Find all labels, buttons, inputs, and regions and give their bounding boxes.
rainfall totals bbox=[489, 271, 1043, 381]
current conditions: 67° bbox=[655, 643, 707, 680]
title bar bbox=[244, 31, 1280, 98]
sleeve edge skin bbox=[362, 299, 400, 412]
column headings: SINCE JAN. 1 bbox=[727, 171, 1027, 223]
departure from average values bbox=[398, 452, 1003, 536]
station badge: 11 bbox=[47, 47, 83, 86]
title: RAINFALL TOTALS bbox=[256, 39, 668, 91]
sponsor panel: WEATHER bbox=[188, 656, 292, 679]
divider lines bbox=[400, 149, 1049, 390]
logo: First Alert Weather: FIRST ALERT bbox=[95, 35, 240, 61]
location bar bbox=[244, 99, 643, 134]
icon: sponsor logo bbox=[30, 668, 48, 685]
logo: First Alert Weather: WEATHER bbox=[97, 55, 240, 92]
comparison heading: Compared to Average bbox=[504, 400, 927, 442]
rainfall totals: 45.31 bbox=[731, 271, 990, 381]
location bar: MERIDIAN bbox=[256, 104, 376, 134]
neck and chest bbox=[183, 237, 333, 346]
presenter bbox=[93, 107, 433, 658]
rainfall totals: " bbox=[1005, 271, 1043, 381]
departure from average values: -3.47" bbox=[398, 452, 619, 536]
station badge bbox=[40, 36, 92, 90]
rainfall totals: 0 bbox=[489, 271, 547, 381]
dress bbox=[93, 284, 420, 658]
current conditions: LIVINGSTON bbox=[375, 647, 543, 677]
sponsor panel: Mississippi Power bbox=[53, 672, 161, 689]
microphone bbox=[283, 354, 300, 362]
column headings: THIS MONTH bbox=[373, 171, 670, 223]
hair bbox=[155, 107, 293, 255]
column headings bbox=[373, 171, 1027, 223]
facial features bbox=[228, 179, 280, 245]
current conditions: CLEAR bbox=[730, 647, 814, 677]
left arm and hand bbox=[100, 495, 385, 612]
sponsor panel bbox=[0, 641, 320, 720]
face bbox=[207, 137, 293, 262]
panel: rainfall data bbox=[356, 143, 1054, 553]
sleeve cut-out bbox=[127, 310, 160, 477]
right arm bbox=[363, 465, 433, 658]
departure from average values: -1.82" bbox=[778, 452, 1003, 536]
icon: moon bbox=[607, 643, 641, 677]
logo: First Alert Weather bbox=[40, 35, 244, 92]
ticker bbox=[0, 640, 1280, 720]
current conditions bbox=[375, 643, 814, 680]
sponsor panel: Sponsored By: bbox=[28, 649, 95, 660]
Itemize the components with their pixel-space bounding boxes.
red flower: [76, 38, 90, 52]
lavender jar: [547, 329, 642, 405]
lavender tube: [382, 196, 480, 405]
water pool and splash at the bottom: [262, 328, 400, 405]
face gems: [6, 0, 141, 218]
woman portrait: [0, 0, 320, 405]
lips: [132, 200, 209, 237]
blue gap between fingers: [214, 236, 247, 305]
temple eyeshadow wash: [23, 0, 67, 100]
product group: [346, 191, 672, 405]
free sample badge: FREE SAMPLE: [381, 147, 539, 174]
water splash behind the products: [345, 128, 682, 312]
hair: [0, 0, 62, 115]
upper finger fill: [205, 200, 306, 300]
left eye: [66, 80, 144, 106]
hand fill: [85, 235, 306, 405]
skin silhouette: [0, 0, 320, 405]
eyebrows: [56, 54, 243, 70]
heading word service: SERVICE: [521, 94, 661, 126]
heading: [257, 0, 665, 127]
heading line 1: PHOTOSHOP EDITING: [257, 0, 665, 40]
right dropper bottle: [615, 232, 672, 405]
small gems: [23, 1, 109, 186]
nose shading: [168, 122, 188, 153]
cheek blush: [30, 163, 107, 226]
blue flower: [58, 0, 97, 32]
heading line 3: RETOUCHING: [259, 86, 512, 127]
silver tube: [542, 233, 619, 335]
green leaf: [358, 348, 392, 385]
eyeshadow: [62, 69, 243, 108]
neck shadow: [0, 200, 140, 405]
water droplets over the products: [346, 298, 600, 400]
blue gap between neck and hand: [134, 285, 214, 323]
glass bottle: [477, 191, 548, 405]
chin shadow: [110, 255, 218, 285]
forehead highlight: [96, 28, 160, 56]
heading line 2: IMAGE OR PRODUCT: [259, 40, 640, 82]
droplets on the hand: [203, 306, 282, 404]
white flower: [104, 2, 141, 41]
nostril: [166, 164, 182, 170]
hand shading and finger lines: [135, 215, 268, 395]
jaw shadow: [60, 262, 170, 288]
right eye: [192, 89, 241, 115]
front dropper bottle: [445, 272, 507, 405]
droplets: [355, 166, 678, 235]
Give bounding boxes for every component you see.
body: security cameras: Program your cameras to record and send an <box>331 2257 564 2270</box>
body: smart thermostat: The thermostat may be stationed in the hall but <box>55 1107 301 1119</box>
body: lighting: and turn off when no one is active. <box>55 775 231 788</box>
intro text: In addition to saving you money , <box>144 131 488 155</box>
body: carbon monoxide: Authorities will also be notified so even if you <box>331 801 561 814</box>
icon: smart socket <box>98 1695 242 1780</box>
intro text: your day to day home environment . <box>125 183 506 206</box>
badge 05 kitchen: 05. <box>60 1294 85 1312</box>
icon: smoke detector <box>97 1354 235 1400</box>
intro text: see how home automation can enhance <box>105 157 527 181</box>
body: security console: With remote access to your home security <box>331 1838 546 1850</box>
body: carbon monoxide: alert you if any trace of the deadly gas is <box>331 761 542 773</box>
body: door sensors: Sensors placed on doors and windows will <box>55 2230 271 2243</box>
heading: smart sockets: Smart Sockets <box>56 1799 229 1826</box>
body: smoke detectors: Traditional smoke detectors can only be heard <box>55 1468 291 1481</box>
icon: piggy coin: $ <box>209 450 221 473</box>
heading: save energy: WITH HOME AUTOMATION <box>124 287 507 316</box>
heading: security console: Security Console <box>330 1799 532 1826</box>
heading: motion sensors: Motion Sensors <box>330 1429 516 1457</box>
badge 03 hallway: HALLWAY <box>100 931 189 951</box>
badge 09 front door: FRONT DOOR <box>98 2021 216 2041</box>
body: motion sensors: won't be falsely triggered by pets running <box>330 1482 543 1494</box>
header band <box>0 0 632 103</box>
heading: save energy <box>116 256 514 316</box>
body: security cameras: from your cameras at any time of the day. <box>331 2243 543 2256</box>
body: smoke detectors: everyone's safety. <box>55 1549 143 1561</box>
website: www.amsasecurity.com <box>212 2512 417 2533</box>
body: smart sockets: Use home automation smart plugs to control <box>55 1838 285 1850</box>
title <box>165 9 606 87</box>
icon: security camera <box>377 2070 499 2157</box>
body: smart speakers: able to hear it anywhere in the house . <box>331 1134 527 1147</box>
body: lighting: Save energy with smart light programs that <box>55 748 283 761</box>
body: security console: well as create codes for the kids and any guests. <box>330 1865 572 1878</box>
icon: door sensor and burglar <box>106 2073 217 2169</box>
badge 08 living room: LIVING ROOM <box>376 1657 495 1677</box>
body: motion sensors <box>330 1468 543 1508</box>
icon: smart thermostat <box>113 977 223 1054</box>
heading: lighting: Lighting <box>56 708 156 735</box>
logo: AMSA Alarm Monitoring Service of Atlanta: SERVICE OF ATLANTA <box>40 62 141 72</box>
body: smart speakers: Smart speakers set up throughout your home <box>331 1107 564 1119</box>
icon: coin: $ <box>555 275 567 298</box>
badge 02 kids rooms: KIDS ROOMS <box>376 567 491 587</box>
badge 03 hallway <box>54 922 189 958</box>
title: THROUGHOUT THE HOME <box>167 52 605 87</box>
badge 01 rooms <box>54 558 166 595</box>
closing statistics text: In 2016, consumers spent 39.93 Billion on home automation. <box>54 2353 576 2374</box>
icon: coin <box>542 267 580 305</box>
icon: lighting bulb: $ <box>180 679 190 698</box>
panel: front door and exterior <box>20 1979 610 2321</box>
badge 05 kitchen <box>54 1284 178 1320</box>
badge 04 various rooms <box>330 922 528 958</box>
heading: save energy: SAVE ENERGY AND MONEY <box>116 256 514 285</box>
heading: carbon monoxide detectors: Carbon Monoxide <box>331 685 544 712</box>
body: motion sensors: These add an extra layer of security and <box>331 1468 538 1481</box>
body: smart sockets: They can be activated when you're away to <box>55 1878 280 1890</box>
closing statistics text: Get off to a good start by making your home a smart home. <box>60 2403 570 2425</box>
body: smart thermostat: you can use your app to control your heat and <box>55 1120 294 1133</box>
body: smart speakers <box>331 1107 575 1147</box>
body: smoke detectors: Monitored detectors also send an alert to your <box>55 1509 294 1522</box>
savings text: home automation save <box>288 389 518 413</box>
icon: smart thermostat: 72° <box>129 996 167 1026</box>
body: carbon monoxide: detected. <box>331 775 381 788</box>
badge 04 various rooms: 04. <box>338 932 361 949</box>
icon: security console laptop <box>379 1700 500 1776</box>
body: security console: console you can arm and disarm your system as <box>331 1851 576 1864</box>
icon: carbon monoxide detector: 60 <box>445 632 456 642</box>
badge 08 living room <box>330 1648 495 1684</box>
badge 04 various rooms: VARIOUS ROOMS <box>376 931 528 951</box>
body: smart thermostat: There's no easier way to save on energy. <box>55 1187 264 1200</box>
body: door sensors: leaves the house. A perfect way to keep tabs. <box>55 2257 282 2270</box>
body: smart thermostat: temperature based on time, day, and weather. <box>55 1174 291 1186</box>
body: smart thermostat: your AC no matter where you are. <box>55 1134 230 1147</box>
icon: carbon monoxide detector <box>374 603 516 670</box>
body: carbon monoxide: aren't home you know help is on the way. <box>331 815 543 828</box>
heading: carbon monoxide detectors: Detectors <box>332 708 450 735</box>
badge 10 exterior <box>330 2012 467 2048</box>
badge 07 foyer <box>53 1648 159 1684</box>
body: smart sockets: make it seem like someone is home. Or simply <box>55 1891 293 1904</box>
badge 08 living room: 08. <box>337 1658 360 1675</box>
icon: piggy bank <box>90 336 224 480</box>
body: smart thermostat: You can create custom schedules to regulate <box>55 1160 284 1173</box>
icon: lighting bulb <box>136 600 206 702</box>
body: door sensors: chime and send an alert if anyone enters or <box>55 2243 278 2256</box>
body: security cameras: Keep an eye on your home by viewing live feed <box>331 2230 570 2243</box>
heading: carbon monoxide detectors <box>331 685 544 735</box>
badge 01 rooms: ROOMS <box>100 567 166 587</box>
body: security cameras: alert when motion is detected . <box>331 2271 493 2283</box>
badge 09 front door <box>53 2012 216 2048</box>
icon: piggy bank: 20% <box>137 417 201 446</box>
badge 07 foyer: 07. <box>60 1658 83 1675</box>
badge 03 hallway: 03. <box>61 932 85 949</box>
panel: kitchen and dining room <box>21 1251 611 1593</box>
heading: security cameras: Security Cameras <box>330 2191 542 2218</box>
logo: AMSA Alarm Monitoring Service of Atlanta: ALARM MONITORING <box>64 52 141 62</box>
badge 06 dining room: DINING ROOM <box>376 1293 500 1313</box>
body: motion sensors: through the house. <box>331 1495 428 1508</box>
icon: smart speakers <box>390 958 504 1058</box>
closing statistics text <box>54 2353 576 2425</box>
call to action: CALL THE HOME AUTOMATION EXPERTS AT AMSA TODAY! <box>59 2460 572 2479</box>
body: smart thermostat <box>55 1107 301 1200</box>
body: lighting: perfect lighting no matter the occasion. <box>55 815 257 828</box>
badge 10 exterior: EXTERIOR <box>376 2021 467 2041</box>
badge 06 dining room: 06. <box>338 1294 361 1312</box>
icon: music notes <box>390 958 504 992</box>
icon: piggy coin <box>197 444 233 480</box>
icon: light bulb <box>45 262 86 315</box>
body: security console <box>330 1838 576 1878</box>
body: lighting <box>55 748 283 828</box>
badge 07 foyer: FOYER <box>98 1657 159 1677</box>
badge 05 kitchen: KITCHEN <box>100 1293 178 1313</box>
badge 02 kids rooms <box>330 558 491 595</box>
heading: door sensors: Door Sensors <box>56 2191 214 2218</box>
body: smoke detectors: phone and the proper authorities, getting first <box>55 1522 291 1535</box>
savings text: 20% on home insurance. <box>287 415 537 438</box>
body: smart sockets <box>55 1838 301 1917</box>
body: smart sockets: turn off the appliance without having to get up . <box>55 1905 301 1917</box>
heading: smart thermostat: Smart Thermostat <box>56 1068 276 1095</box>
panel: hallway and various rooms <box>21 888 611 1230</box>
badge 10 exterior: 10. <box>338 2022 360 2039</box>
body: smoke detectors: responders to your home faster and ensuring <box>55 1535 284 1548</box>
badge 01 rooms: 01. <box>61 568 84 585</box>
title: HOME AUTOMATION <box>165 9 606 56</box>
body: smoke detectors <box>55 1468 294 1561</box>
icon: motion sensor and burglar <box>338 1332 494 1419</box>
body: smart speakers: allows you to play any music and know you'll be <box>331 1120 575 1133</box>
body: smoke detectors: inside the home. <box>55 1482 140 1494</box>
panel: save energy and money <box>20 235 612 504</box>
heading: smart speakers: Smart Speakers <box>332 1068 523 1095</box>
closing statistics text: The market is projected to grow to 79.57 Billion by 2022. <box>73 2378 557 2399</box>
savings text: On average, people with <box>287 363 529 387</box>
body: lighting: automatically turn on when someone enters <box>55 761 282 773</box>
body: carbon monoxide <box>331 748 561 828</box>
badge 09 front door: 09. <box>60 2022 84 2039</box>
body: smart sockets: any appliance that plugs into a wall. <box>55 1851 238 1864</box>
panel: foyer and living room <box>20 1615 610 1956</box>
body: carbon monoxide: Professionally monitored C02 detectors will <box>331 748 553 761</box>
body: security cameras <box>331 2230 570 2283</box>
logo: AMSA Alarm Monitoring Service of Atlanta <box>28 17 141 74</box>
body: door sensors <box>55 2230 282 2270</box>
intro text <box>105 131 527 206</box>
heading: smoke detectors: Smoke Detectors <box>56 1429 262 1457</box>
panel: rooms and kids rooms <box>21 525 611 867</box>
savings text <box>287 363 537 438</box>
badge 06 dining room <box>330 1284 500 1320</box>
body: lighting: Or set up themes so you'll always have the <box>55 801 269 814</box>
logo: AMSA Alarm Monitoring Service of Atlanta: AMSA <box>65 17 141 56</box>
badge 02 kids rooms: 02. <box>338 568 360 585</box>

- - -

▸ Short problem: Please arrange the entries, from the first line through the line holding "divider lines bbox=[400, 149, 1049, 390]" inclusive, as a JSON list of strings with one string per line and blank lines left out.

▸ Reply to the task:
[
  "Find all labels, buttons, inputs, and regions and give their bounding boxes.",
  "rainfall totals bbox=[489, 271, 1043, 381]",
  "current conditions: 67° bbox=[655, 643, 707, 680]",
  "title bar bbox=[244, 31, 1280, 98]",
  "sleeve edge skin bbox=[362, 299, 400, 412]",
  "column headings: SINCE JAN. 1 bbox=[727, 171, 1027, 223]",
  "departure from average values bbox=[398, 452, 1003, 536]",
  "station badge: 11 bbox=[47, 47, 83, 86]",
  "title: RAINFALL TOTALS bbox=[256, 39, 668, 91]",
  "sponsor panel: WEATHER bbox=[188, 656, 292, 679]",
  "divider lines bbox=[400, 149, 1049, 390]"
]